▸ WHAT NEEDS TO BE DONE:
Can you pull out each line of the data below that includes the word "label"?

▸ DATA TO USE:

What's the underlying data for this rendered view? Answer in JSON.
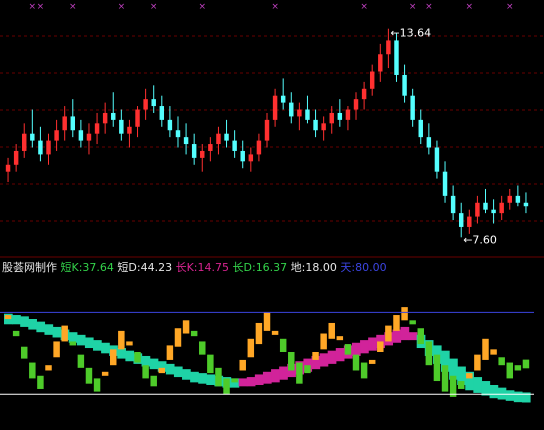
{
  "chart_data": [
    {
      "type": "candlestick",
      "y_ticks": [],
      "annotations": [
        {
          "label": "13.64",
          "kind": "high"
        },
        {
          "label": "7.60",
          "kind": "low"
        }
      ],
      "ohlc": [
        [
          9.5,
          9.9,
          9.2,
          9.7
        ],
        [
          9.7,
          10.3,
          9.5,
          10.1
        ],
        [
          10.1,
          10.9,
          9.9,
          10.6
        ],
        [
          10.6,
          11.3,
          10.2,
          10.4
        ],
        [
          10.4,
          10.8,
          9.8,
          10.0
        ],
        [
          10.0,
          10.6,
          9.7,
          10.4
        ],
        [
          10.4,
          11.0,
          10.1,
          10.7
        ],
        [
          10.7,
          11.4,
          10.4,
          11.1
        ],
        [
          11.1,
          11.6,
          10.5,
          10.7
        ],
        [
          10.7,
          11.0,
          10.2,
          10.4
        ],
        [
          10.4,
          10.9,
          10.0,
          10.6
        ],
        [
          10.6,
          11.2,
          10.3,
          10.9
        ],
        [
          10.9,
          11.5,
          10.6,
          11.2
        ],
        [
          11.2,
          11.8,
          10.8,
          11.0
        ],
        [
          11.0,
          11.3,
          10.4,
          10.6
        ],
        [
          10.6,
          11.0,
          10.2,
          10.8
        ],
        [
          10.8,
          11.4,
          10.5,
          11.3
        ],
        [
          11.3,
          11.9,
          11.0,
          11.6
        ],
        [
          11.6,
          12.0,
          11.2,
          11.4
        ],
        [
          11.4,
          11.7,
          10.8,
          11.0
        ],
        [
          11.0,
          11.4,
          10.5,
          10.7
        ],
        [
          10.7,
          11.1,
          10.2,
          10.5
        ],
        [
          10.5,
          10.9,
          10.0,
          10.3
        ],
        [
          10.3,
          10.6,
          9.7,
          9.9
        ],
        [
          9.9,
          10.3,
          9.5,
          10.1
        ],
        [
          10.1,
          10.5,
          9.8,
          10.3
        ],
        [
          10.3,
          10.8,
          10.0,
          10.6
        ],
        [
          10.6,
          11.0,
          10.2,
          10.4
        ],
        [
          10.4,
          10.7,
          9.9,
          10.1
        ],
        [
          10.1,
          10.4,
          9.6,
          9.8
        ],
        [
          9.8,
          10.2,
          9.5,
          10.0
        ],
        [
          10.0,
          10.6,
          9.8,
          10.4
        ],
        [
          10.4,
          11.2,
          10.2,
          11.0
        ],
        [
          11.0,
          11.9,
          10.8,
          11.7
        ],
        [
          11.7,
          12.2,
          11.3,
          11.5
        ],
        [
          11.5,
          11.8,
          10.9,
          11.1
        ],
        [
          11.1,
          11.5,
          10.7,
          11.3
        ],
        [
          11.3,
          11.7,
          10.9,
          11.0
        ],
        [
          11.0,
          11.3,
          10.5,
          10.7
        ],
        [
          10.7,
          11.1,
          10.4,
          10.9
        ],
        [
          10.9,
          11.4,
          10.6,
          11.2
        ],
        [
          11.2,
          11.6,
          10.8,
          11.0
        ],
        [
          11.0,
          11.4,
          10.7,
          11.3
        ],
        [
          11.3,
          11.8,
          11.0,
          11.6
        ],
        [
          11.6,
          12.1,
          11.3,
          11.9
        ],
        [
          11.9,
          12.6,
          11.7,
          12.4
        ],
        [
          12.4,
          13.2,
          12.1,
          12.9
        ],
        [
          12.9,
          13.64,
          12.5,
          13.3
        ],
        [
          13.3,
          13.5,
          12.1,
          12.3
        ],
        [
          12.3,
          12.6,
          11.5,
          11.7
        ],
        [
          11.7,
          11.9,
          10.8,
          11.0
        ],
        [
          11.0,
          11.3,
          10.3,
          10.5
        ],
        [
          10.5,
          10.9,
          10.0,
          10.2
        ],
        [
          10.2,
          10.4,
          9.3,
          9.5
        ],
        [
          9.5,
          9.8,
          8.6,
          8.8
        ],
        [
          8.8,
          9.1,
          8.1,
          8.3
        ],
        [
          8.3,
          8.6,
          7.6,
          7.9
        ],
        [
          7.9,
          8.4,
          7.7,
          8.2
        ],
        [
          8.2,
          8.8,
          8.0,
          8.6
        ],
        [
          8.6,
          9.0,
          8.3,
          8.4
        ],
        [
          8.4,
          8.7,
          8.0,
          8.3
        ],
        [
          8.3,
          8.8,
          8.1,
          8.6
        ],
        [
          8.6,
          9.0,
          8.4,
          8.8
        ],
        [
          8.8,
          9.1,
          8.5,
          8.6
        ],
        [
          8.6,
          8.9,
          8.3,
          8.5
        ]
      ]
    },
    {
      "type": "indicator",
      "legend": [
        {
          "label": "股荟网制作",
          "color": "#e6e6e6"
        },
        {
          "label": "短K:37.64",
          "color": "#33d24a"
        },
        {
          "label": "短D:44.23",
          "color": "#e6e6e6"
        },
        {
          "label": "长K:14.75",
          "color": "#d6248f"
        },
        {
          "label": "长D:16.37",
          "color": "#33d24a"
        },
        {
          "label": "地:18.00",
          "color": "#e6e6e6"
        },
        {
          "label": "天:80.00",
          "color": "#3b44e0"
        }
      ],
      "levels": [
        {
          "name": "天",
          "value": 80.0,
          "color": "#3b44e0"
        },
        {
          "name": "地",
          "value": 18.0,
          "color": "#ffffff"
        }
      ],
      "short_k": [
        78,
        62,
        45,
        30,
        22,
        40,
        58,
        70,
        55,
        38,
        26,
        20,
        35,
        52,
        66,
        58,
        42,
        30,
        24,
        38,
        55,
        68,
        74,
        62,
        48,
        34,
        24,
        18,
        28,
        44,
        60,
        72,
        80,
        66,
        50,
        36,
        26,
        34,
        50,
        64,
        72,
        62,
        48,
        36,
        30,
        44,
        58,
        70,
        78,
        84,
        72,
        56,
        40,
        28,
        20,
        16,
        22,
        34,
        48,
        60,
        52,
        40,
        30,
        36,
        37.64
      ],
      "short_d": [
        76,
        66,
        54,
        42,
        32,
        36,
        46,
        58,
        58,
        48,
        38,
        30,
        32,
        40,
        52,
        56,
        50,
        40,
        32,
        34,
        44,
        54,
        64,
        66,
        58,
        48,
        38,
        30,
        30,
        36,
        46,
        56,
        66,
        66,
        60,
        50,
        42,
        40,
        44,
        52,
        60,
        62,
        56,
        48,
        42,
        44,
        50,
        58,
        66,
        74,
        74,
        68,
        58,
        48,
        40,
        32,
        28,
        30,
        36,
        44,
        48,
        46,
        42,
        40,
        44.23
      ],
      "long_k": [
        74,
        74,
        72,
        70,
        68,
        66,
        64,
        62,
        60,
        58,
        56,
        54,
        52,
        50,
        48,
        46,
        44,
        42,
        40,
        38,
        36,
        34,
        32,
        30,
        29,
        28,
        27,
        26,
        26,
        27,
        28,
        30,
        32,
        34,
        36,
        38,
        40,
        42,
        44,
        46,
        48,
        50,
        52,
        54,
        56,
        58,
        60,
        62,
        64,
        66,
        62,
        56,
        50,
        44,
        38,
        32,
        28,
        24,
        22,
        20,
        18,
        17,
        16,
        15,
        14.75
      ],
      "long_d": [
        76,
        75,
        74,
        72,
        70,
        68,
        66,
        64,
        62,
        60,
        58,
        56,
        54,
        52,
        50,
        48,
        46,
        44,
        42,
        40,
        38,
        36,
        34,
        32,
        31,
        30,
        29,
        28,
        27,
        27,
        27,
        28,
        29,
        30,
        32,
        34,
        36,
        38,
        40,
        42,
        44,
        46,
        48,
        50,
        52,
        54,
        56,
        58,
        60,
        62,
        62,
        60,
        56,
        52,
        48,
        42,
        36,
        32,
        28,
        25,
        22,
        20,
        18,
        17,
        16.37
      ],
      "ylim": [
        0,
        100
      ]
    }
  ],
  "markers": {
    "top_symbol": "×",
    "top_positions": [
      3,
      4,
      8,
      14,
      18,
      24,
      33,
      44,
      50,
      52,
      57,
      62
    ]
  },
  "colors": {
    "up": "#ff3030",
    "down": "#54ffff",
    "cyan_bar": "#1fd3a6",
    "magenta_bar": "#d1239a",
    "orange_bar": "#ffa726",
    "green_bar": "#4ecb2a",
    "grid": "#8b0000",
    "marker": "#c040c0"
  }
}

▸ ANSWER TO THIS TASK:
          "label": "13.64",
          "label": "7.60",
          "label": "股荟网制作",
          "label": "短K:37.64",
          "label": "短D:44.23",
          "label": "长K:14.75",
          "label": "长D:16.37",
          "label": "地:18.00",
          "label": "天:80.00",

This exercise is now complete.